Start of Entries provided

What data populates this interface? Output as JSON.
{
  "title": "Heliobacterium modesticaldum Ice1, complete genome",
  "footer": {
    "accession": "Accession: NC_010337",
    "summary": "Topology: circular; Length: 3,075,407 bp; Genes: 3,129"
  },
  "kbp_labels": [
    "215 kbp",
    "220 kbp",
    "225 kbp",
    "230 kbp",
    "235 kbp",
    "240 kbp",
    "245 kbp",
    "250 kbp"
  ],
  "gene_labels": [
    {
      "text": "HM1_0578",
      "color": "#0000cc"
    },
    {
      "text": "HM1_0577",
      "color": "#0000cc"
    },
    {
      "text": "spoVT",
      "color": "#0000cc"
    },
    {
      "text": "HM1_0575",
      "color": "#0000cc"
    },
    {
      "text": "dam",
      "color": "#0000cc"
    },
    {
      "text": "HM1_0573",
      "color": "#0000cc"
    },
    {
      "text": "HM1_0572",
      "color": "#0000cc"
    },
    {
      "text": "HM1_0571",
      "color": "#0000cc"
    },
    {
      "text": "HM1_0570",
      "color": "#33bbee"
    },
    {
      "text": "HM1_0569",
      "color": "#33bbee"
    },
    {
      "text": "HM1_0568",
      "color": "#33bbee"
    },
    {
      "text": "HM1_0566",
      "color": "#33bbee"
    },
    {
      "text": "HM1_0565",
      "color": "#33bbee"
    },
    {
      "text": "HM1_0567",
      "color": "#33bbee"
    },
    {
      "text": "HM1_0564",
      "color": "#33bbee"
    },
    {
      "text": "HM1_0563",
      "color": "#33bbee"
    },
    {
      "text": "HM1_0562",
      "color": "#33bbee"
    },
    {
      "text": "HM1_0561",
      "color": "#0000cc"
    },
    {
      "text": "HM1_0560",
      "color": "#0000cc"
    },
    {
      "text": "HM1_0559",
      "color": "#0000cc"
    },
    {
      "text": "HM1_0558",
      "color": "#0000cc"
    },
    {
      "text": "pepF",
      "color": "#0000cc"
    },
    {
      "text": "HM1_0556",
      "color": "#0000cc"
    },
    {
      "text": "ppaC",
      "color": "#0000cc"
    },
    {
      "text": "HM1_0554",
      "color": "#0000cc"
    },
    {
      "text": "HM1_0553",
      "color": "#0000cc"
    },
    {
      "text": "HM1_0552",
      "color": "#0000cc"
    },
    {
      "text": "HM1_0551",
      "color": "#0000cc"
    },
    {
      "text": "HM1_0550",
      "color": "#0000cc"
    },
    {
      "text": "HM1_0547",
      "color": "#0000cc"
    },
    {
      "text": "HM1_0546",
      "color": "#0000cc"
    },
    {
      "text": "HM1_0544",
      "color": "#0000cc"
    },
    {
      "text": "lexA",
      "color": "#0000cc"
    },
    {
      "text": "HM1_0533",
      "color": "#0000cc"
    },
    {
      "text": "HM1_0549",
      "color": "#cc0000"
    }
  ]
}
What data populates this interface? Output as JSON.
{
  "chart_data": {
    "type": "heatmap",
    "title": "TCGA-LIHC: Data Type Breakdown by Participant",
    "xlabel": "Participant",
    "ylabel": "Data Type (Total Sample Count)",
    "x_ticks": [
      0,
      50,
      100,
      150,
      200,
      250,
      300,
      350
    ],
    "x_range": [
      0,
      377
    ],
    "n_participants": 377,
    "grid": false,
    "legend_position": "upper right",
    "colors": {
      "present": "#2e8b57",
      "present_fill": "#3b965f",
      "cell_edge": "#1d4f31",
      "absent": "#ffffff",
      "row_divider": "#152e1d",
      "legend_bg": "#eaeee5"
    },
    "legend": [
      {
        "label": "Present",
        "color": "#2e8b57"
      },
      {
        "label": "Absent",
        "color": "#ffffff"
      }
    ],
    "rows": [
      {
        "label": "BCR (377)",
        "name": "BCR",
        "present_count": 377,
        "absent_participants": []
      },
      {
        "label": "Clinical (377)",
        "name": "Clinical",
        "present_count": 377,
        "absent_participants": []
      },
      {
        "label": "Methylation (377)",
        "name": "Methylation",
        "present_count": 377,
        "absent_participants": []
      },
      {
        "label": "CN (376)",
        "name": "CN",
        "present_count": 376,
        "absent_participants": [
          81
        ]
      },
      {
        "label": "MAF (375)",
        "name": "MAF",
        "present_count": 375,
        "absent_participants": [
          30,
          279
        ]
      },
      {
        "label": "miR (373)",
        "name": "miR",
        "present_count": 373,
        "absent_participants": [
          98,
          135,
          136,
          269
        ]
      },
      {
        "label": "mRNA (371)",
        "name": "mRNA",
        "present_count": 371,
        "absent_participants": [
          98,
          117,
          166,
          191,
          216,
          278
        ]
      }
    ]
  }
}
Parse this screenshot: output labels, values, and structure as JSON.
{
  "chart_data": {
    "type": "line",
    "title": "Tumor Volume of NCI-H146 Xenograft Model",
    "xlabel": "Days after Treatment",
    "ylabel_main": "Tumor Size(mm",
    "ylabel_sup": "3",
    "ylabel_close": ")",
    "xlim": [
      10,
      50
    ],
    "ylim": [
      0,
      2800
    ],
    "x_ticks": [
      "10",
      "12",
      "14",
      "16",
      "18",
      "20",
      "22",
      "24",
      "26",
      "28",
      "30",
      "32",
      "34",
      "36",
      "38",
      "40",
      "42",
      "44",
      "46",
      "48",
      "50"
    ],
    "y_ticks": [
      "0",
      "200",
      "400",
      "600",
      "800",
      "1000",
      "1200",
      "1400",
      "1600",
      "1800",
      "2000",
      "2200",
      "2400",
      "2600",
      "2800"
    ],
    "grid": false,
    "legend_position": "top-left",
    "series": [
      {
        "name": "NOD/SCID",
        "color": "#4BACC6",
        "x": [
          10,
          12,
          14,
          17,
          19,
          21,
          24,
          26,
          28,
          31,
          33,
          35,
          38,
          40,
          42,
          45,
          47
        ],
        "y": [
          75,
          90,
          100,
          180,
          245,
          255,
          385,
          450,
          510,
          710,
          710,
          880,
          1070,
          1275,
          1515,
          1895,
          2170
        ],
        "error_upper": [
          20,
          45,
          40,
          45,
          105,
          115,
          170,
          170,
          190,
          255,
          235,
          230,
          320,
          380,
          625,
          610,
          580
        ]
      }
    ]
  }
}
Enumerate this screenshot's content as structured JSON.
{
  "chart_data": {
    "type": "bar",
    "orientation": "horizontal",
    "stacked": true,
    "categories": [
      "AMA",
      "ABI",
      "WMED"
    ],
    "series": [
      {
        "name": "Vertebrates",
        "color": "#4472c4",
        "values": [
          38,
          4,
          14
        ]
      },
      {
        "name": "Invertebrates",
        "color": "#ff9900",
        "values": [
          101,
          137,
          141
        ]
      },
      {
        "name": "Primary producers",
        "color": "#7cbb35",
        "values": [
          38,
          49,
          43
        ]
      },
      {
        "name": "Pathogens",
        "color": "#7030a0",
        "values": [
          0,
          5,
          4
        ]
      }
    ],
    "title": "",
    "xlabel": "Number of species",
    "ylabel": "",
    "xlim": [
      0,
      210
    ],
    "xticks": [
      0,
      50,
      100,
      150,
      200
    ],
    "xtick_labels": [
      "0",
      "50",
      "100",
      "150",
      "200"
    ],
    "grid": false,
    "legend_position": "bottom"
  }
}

End of Entries provided

### [Task goal]
Exact retyping of every entry is required.

### [Expected answer]
What data populates this interface? Output as JSON.
{
  "title": "Heliobacterium modesticaldum Ice1, complete genome",
  "footer": {
    "accession": "Accession: NC_010337",
    "summary": "Topology: circular; Length: 3,075,407 bp; Genes: 3,129"
  },
  "kbp_labels": [
    "215 kbp",
    "220 kbp",
    "225 kbp",
    "230 kbp",
    "235 kbp",
    "240 kbp",
    "245 kbp",
    "250 kbp"
  ],
  "gene_labels": [
    {
      "text": "HM1_0578",
      "color": "#0000cc"
    },
    {
      "text": "HM1_0577",
      "color": "#0000cc"
    },
    {
      "text": "spoVT",
      "color": "#0000cc"
    },
    {
      "text": "HM1_0575",
      "color": "#0000cc"
    },
    {
      "text": "dam",
      "color": "#0000cc"
    },
    {
      "text": "HM1_0573",
      "color": "#0000cc"
    },
    {
      "text": "HM1_0572",
      "color": "#0000cc"
    },
    {
      "text": "HM1_0571",
      "color": "#0000cc"
    },
    {
      "text": "HM1_0570",
      "color": "#33bbee"
    },
    {
      "text": "HM1_0569",
      "color": "#33bbee"
    },
    {
      "text": "HM1_0568",
      "color": "#33bbee"
    },
    {
      "text": "HM1_0566",
      "color": "#33bbee"
    },
    {
      "text": "HM1_0565",
      "color": "#33bbee"
    },
    {
      "text": "HM1_0567",
      "color": "#33bbee"
    },
    {
      "text": "HM1_0564",
      "color": "#33bbee"
    },
    {
      "text": "HM1_0563",
      "color": "#33bbee"
    },
    {
      "text": "HM1_0562",
      "color": "#33bbee"
    },
    {
      "text": "HM1_0561",
      "color": "#0000cc"
    },
    {
      "text": "HM1_0560",
      "color": "#0000cc"
    },
    {
      "text": "HM1_0559",
      "color": "#0000cc"
    },
    {
      "text": "HM1_0558",
      "color": "#0000cc"
    },
    {
      "text": "pepF",
      "color": "#0000cc"
    },
    {
      "text": "HM1_0556",
      "color": "#0000cc"
    },
    {
      "text": "ppaC",
      "color": "#0000cc"
    },
    {
      "text": "HM1_0554",
      "color": "#0000cc"
    },
    {
      "text": "HM1_0553",
      "color": "#0000cc"
    },
    {
      "text": "HM1_0552",
      "color": "#0000cc"
    },
    {
      "text": "HM1_0551",
      "color": "#0000cc"
    },
    {
      "text": "HM1_0550",
      "color": "#0000cc"
    },
    {
      "text": "HM1_0547",
      "color": "#0000cc"
    },
    {
      "text": "HM1_0546",
      "color": "#0000cc"
    },
    {
      "text": "HM1_0544",
      "color": "#0000cc"
    },
    {
      "text": "lexA",
      "color": "#0000cc"
    },
    {
      "text": "HM1_0533",
      "color": "#0000cc"
    },
    {
      "text": "HM1_0549",
      "color": "#cc0000"
    }
  ]
}
What data populates this interface? Output as JSON.
{
  "chart_data": {
    "type": "heatmap",
    "title": "TCGA-LIHC: Data Type Breakdown by Participant",
    "xlabel": "Participant",
    "ylabel": "Data Type (Total Sample Count)",
    "x_ticks": [
      0,
      50,
      100,
      150,
      200,
      250,
      300,
      350
    ],
    "x_range": [
      0,
      377
    ],
    "n_participants": 377,
    "grid": false,
    "legend_position": "upper right",
    "colors": {
      "present": "#2e8b57",
      "present_fill": "#3b965f",
      "cell_edge": "#1d4f31",
      "absent": "#ffffff",
      "row_divider": "#152e1d",
      "legend_bg": "#eaeee5"
    },
    "legend": [
      {
        "label": "Present",
        "color": "#2e8b57"
      },
      {
        "label": "Absent",
        "color": "#ffffff"
      }
    ],
    "rows": [
      {
        "label": "BCR (377)",
        "name": "BCR",
        "present_count": 377,
        "absent_participants": []
      },
      {
        "label": "Clinical (377)",
        "name": "Clinical",
        "present_count": 377,
        "absent_participants": []
      },
      {
        "label": "Methylation (377)",
        "name": "Methylation",
        "present_count": 377,
        "absent_participants": []
      },
      {
        "label": "CN (376)",
        "name": "CN",
        "present_count": 376,
        "absent_participants": [
          81
        ]
      },
      {
        "label": "MAF (375)",
        "name": "MAF",
        "present_count": 375,
        "absent_participants": [
          30,
          279
        ]
      },
      {
        "label": "miR (373)",
        "name": "miR",
        "present_count": 373,
        "absent_participants": [
          98,
          135,
          136,
          269
        ]
      },
      {
        "label": "mRNA (371)",
        "name": "mRNA",
        "present_count": 371,
        "absent_participants": [
          98,
          117,
          166,
          191,
          216,
          278
        ]
      }
    ]
  }
}
Parse this screenshot: output labels, values, and structure as JSON.
{
  "chart_data": {
    "type": "line",
    "title": "Tumor Volume of NCI-H146 Xenograft Model",
    "xlabel": "Days after Treatment",
    "ylabel_main": "Tumor Size(mm",
    "ylabel_sup": "3",
    "ylabel_close": ")",
    "xlim": [
      10,
      50
    ],
    "ylim": [
      0,
      2800
    ],
    "x_ticks": [
      "10",
      "12",
      "14",
      "16",
      "18",
      "20",
      "22",
      "24",
      "26",
      "28",
      "30",
      "32",
      "34",
      "36",
      "38",
      "40",
      "42",
      "44",
      "46",
      "48",
      "50"
    ],
    "y_ticks": [
      "0",
      "200",
      "400",
      "600",
      "800",
      "1000",
      "1200",
      "1400",
      "1600",
      "1800",
      "2000",
      "2200",
      "2400",
      "2600",
      "2800"
    ],
    "grid": false,
    "legend_position": "top-left",
    "series": [
      {
        "name": "NOD/SCID",
        "color": "#4BACC6",
        "x": [
          10,
          12,
          14,
          17,
          19,
          21,
          24,
          26,
          28,
          31,
          33,
          35,
          38,
          40,
          42,
          45,
          47
        ],
        "y": [
          75,
          90,
          100,
          180,
          245,
          255,
          385,
          450,
          510,
          710,
          710,
          880,
          1070,
          1275,
          1515,
          1895,
          2170
        ],
        "error_upper": [
          20,
          45,
          40,
          45,
          105,
          115,
          170,
          170,
          190,
          255,
          235,
          230,
          320,
          380,
          625,
          610,
          580
        ]
      }
    ]
  }
}
Enumerate this screenshot's content as structured JSON.
{
  "chart_data": {
    "type": "bar",
    "orientation": "horizontal",
    "stacked": true,
    "categories": [
      "AMA",
      "ABI",
      "WMED"
    ],
    "series": [
      {
        "name": "Vertebrates",
        "color": "#4472c4",
        "values": [
          38,
          4,
          14
        ]
      },
      {
        "name": "Invertebrates",
        "color": "#ff9900",
        "values": [
          101,
          137,
          141
        ]
      },
      {
        "name": "Primary producers",
        "color": "#7cbb35",
        "values": [
          38,
          49,
          43
        ]
      },
      {
        "name": "Pathogens",
        "color": "#7030a0",
        "values": [
          0,
          5,
          4
        ]
      }
    ],
    "title": "",
    "xlabel": "Number of species",
    "ylabel": "",
    "xlim": [
      0,
      210
    ],
    "xticks": [
      0,
      50,
      100,
      150,
      200
    ],
    "xtick_labels": [
      "0",
      "50",
      "100",
      "150",
      "200"
    ],
    "grid": false,
    "legend_position": "bottom"
  }
}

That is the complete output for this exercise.